SHORT PROBLEM: Take every line from the listing below that contains "text".

RAW RECORDS:

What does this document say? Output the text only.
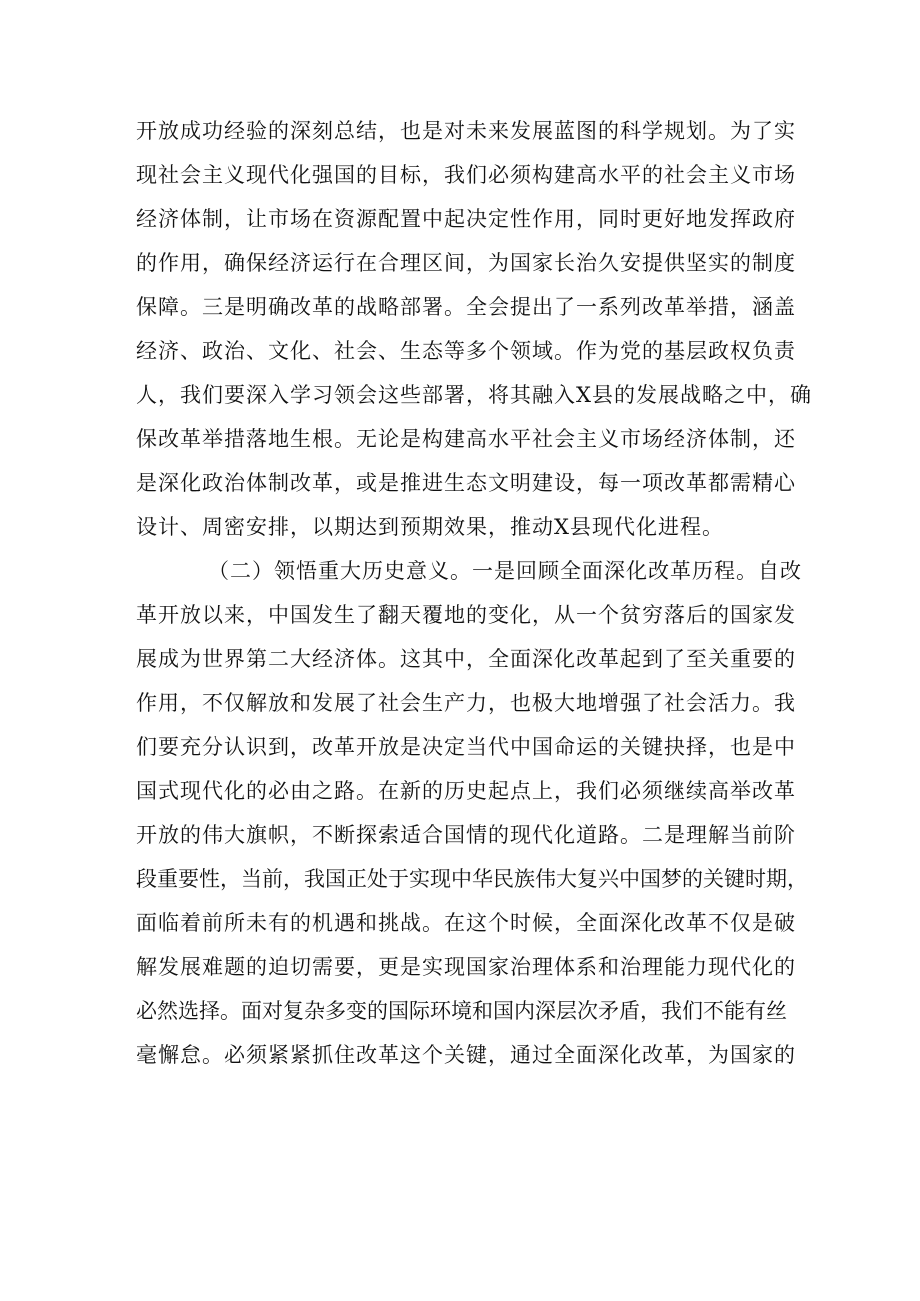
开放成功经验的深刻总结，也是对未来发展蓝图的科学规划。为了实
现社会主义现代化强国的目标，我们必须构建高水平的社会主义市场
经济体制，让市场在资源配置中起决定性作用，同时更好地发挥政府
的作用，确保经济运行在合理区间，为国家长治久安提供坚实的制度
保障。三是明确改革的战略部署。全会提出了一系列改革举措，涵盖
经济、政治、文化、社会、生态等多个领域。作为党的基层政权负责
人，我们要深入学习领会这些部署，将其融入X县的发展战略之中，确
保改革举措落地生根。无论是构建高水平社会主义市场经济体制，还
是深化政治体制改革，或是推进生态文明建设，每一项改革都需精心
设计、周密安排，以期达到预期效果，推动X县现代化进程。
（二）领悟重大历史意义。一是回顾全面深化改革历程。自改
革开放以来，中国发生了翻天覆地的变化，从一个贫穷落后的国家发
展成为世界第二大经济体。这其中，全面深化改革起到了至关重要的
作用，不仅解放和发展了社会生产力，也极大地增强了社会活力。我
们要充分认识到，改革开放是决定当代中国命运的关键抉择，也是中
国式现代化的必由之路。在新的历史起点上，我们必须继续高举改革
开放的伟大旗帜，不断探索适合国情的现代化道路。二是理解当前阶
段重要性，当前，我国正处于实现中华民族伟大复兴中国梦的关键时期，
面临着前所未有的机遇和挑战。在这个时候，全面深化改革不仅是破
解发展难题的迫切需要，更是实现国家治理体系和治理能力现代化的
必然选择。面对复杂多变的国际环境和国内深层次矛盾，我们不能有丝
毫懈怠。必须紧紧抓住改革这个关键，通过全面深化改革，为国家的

* * *

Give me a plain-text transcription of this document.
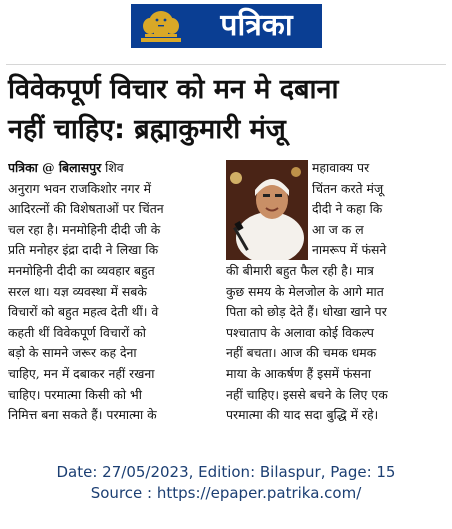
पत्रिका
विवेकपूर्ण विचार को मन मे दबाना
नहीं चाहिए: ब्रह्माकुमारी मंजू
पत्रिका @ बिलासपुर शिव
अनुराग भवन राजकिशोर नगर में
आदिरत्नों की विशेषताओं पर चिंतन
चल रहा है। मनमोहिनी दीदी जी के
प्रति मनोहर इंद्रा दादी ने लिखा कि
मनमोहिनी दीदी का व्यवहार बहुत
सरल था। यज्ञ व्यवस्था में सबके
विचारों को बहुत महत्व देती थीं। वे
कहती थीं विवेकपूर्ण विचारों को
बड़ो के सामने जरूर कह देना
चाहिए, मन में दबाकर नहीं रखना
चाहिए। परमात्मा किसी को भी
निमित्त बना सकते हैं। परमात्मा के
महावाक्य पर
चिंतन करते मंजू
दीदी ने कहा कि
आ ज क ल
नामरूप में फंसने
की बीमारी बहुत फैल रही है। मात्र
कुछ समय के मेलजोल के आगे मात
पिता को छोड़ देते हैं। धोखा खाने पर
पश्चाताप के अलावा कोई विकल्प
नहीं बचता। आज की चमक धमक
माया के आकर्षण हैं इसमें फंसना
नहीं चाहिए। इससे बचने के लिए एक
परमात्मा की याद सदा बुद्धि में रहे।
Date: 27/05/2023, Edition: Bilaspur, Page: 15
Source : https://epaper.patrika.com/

THE REPLY:
What does this document say? Output the text only.
Give me a plain-text transcription of this document.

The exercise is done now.